Dataset rows -

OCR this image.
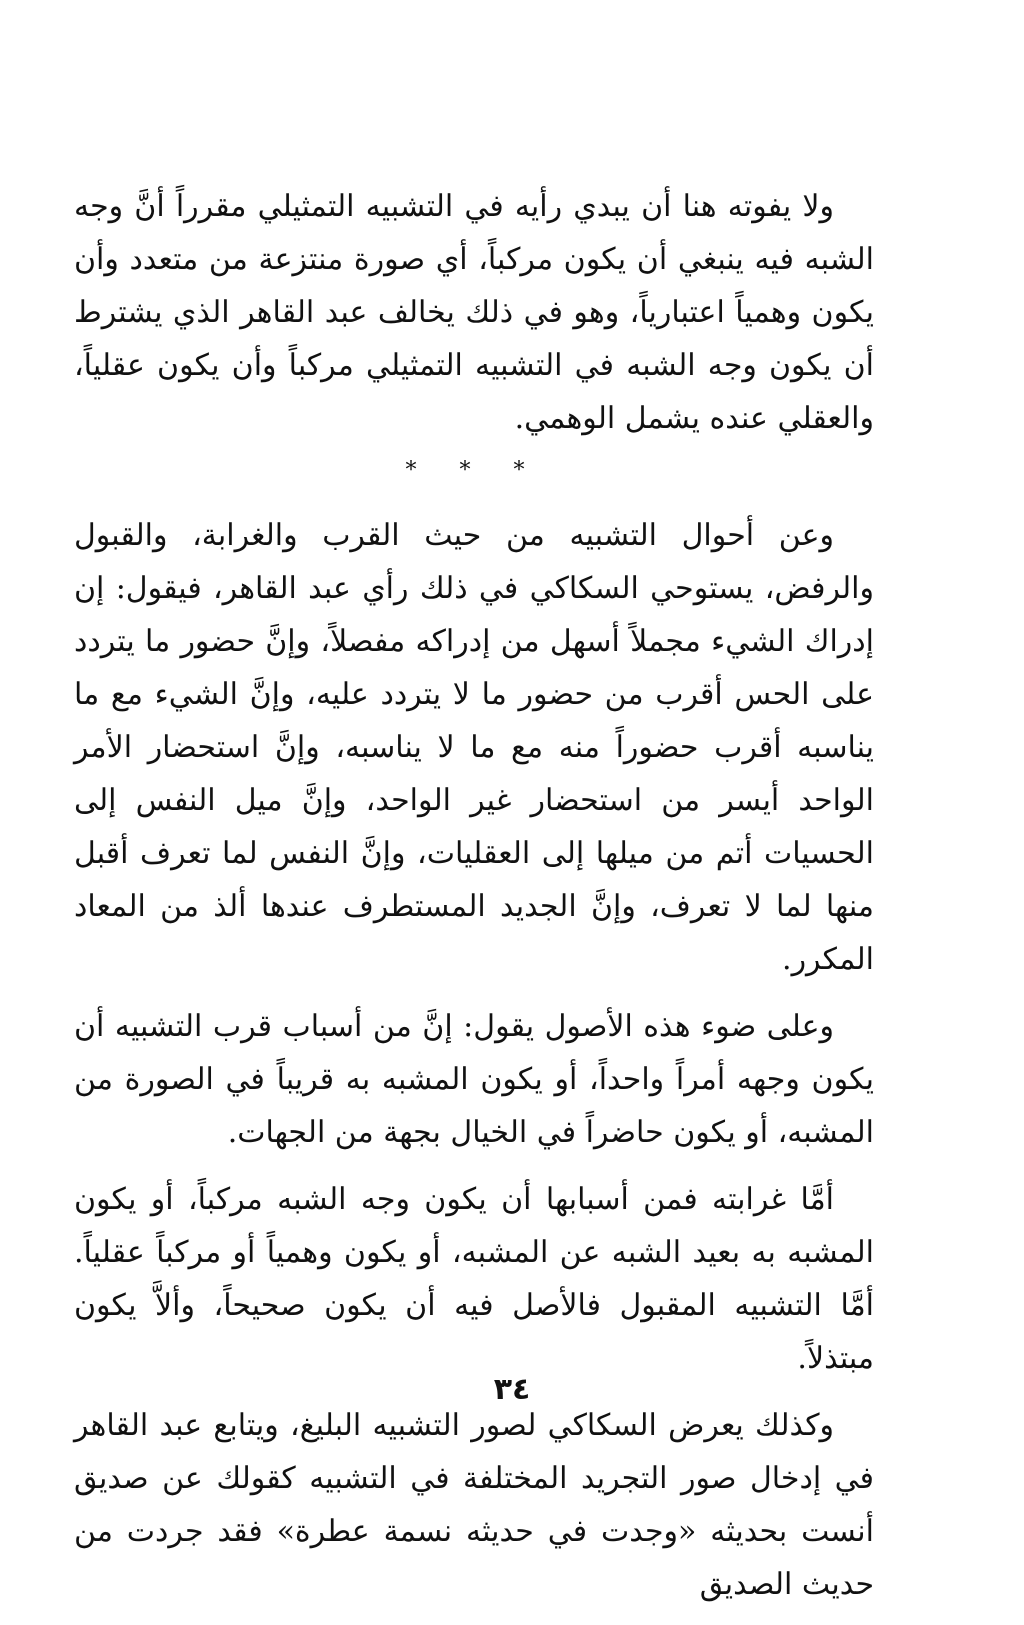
ولا يفوته هنا أن يبدي رأيه في التشبيه التمثيلي مقرراً أنَّ وجه الشبه فيه ينبغي أن يكون مركباً، أي صورة منتزعة من متعدد وأن يكون وهمياً اعتبارياً، وهو في ذلك يخالف عبد القاهر الذي يشترط أن يكون وجه الشبه في التشبيه التمثيلي مركباً وأن يكون عقلياً، والعقلي عنده يشمل الوهمي.

* * *

وعن أحوال التشبيه من حيث القرب والغرابة، والقبول والرفض، يستوحي السكاكي في ذلك رأي عبد القاهر، فيقول: إن إدراك الشيء مجملاً أسهل من إدراكه مفصلاً، وإنَّ حضور ما يتردد على الحس أقرب من حضور ما لا يتردد عليه، وإنَّ الشيء مع ما يناسبه أقرب حضوراً منه مع ما لا يناسبه، وإنَّ استحضار الأمر الواحد أيسر من استحضار غير الواحد، وإنَّ ميل النفس إلى الحسيات أتم من ميلها إلى العقليات، وإنَّ النفس لما تعرف أقبل منها لما لا تعرف، وإنَّ الجديد المستطرف عندها ألذ من المعاد المكرر.

وعلى ضوء هذه الأصول يقول: إنَّ من أسباب قرب التشبيه أن يكون وجهه أمراً واحداً، أو يكون المشبه به قريباً في الصورة من المشبه، أو يكون حاضراً في الخيال بجهة من الجهات.

أمَّا غرابته فمن أسبابها أن يكون وجه الشبه مركباً، أو يكون المشبه به بعيد الشبه عن المشبه، أو يكون وهمياً أو مركباً عقلياً. أمَّا التشبيه المقبول فالأصل فيه أن يكون صحيحاً، وألاَّ يكون مبتذلاً.

وكذلك يعرض السكاكي لصور التشبيه البليغ، ويتابع عبد القاهر في إدخال صور التجريد المختلفة في التشبيه كقولك عن صديق أنست بحديثه «وجدت في حديثه نسمة عطرة» فقد جردت من حديث الصديق

٣٤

Aim of the task - From start to finish, output the listing exactly, but omit its pictures.

Solution to this problem -
OCR this image.
ولا يفوته هنا أن يبدي رأيه في التشبيه التمثيلي مقرراً أنَّ وجه الشبه فيه ينبغي أن يكون مركباً، أي صورة منتزعة من متعدد وأن يكون وهمياً اعتبارياً، وهو في ذلك يخالف عبد القاهر الذي يشترط أن يكون وجه الشبه في التشبيه التمثيلي مركباً وأن يكون عقلياً، والعقلي عنده يشمل الوهمي.

* * *

وعن أحوال التشبيه من حيث القرب والغرابة، والقبول والرفض، يستوحي السكاكي في ذلك رأي عبد القاهر، فيقول: إن إدراك الشيء مجملاً أسهل من إدراكه مفصلاً، وإنَّ حضور ما يتردد على الحس أقرب من حضور ما لا يتردد عليه، وإنَّ الشيء مع ما يناسبه أقرب حضوراً منه مع ما لا يناسبه، وإنَّ استحضار الأمر الواحد أيسر من استحضار غير الواحد، وإنَّ ميل النفس إلى الحسيات أتم من ميلها إلى العقليات، وإنَّ النفس لما تعرف أقبل منها لما لا تعرف، وإنَّ الجديد المستطرف عندها ألذ من المعاد المكرر.

وعلى ضوء هذه الأصول يقول: إنَّ من أسباب قرب التشبيه أن يكون وجهه أمراً واحداً، أو يكون المشبه به قريباً في الصورة من المشبه، أو يكون حاضراً في الخيال بجهة من الجهات.

أمَّا غرابته فمن أسبابها أن يكون وجه الشبه مركباً، أو يكون المشبه به بعيد الشبه عن المشبه، أو يكون وهمياً أو مركباً عقلياً. أمَّا التشبيه المقبول فالأصل فيه أن يكون صحيحاً، وألاَّ يكون مبتذلاً.

وكذلك يعرض السكاكي لصور التشبيه البليغ، ويتابع عبد القاهر في إدخال صور التجريد المختلفة في التشبيه كقولك عن صديق أنست بحديثه «وجدت في حديثه نسمة عطرة» فقد جردت من حديث الصديق

٣٤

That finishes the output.